PROBLEM TO SOLVE:
Write out the records that appear below, verbatim and complete, but without pictures.

Stored records:
— begin —

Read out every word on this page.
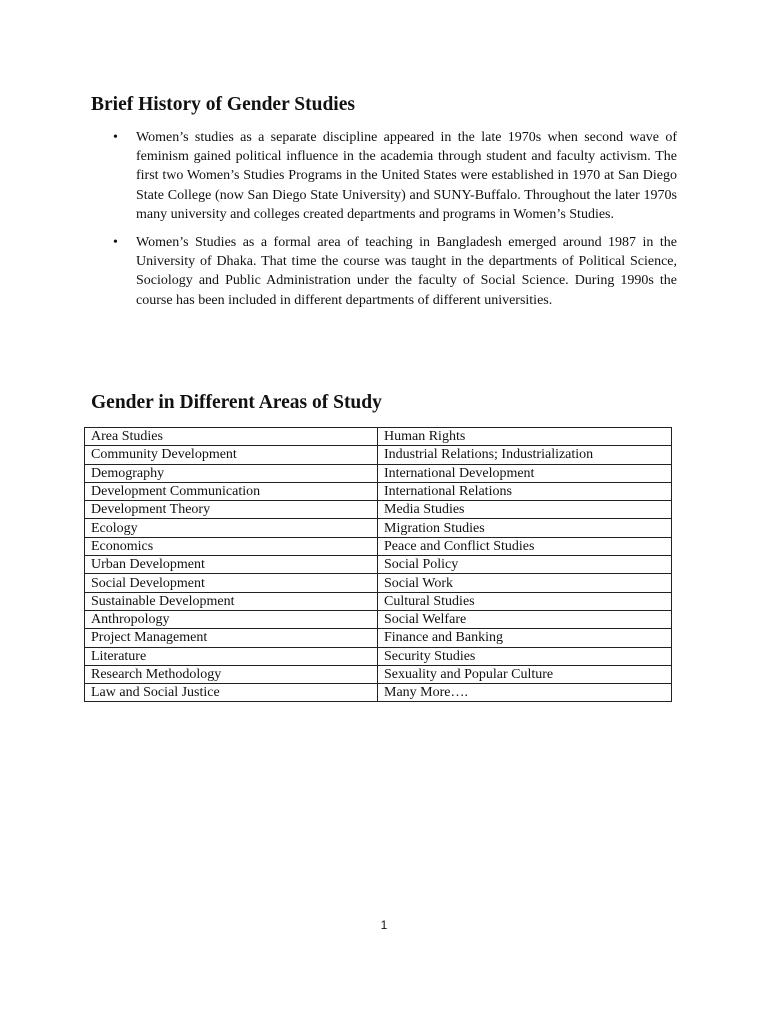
Brief History of Gender Studies
• Women’s studies as a separate discipline appeared in the late 1970s when second wave of feminism gained political influence in the academia through student and faculty activism. The first two Women’s Studies Programs in the United States were established in 1970 at San Diego State College (now San Diego State University) and SUNY-Buffalo. Throughout the later 1970s many university and colleges created departments and programs in Women’s Studies.
• Women’s Studies as a formal area of teaching in Bangladesh emerged around 1987 in the University of Dhaka. That time the course was taught in the departments of Political Science, Sociology and Public Administration under the faculty of Social Science. During 1990s the course has been included in different departments of different universities.
Gender in Different Areas of Study
Area Studies	Human Rights
Community Development	Industrial Relations; Industrialization
Demography	International Development
Development Communication	International Relations
Development Theory	Media Studies
Ecology	Migration Studies
Economics	Peace and Conflict Studies
Urban Development	Social Policy
Social Development	Social Work
Sustainable Development	Cultural Studies
Anthropology	Social Welfare
Project Management	Finance and Banking
Literature	Security Studies
Research Methodology	Sexuality and Popular Culture
Law and Social Justice	Many More….
1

— end —

THE OUTPUT:
Read out every word on this page.
Brief History of Gender Studies
• Women’s studies as a separate discipline appeared in the late 1970s when second wave of feminism gained political influence in the academia through student and faculty activism. The first two Women’s Studies Programs in the United States were established in 1970 at San Diego State College (now San Diego State University) and SUNY-Buffalo. Throughout the later 1970s many university and colleges created departments and programs in Women’s Studies.
• Women’s Studies as a formal area of teaching in Bangladesh emerged around 1987 in the University of Dhaka. That time the course was taught in the departments of Political Science, Sociology and Public Administration under the faculty of Social Science. During 1990s the course has been included in different departments of different universities.
Gender in Different Areas of Study
Area Studies	Human Rights
Community Development	Industrial Relations; Industrialization
Demography	International Development
Development Communication	International Relations
Development Theory	Media Studies
Ecology	Migration Studies
Economics	Peace and Conflict Studies
Urban Development	Social Policy
Social Development	Social Work
Sustainable Development	Cultural Studies
Anthropology	Social Welfare
Project Management	Finance and Banking
Literature	Security Studies
Research Methodology	Sexuality and Popular Culture
Law and Social Justice	Many More….
1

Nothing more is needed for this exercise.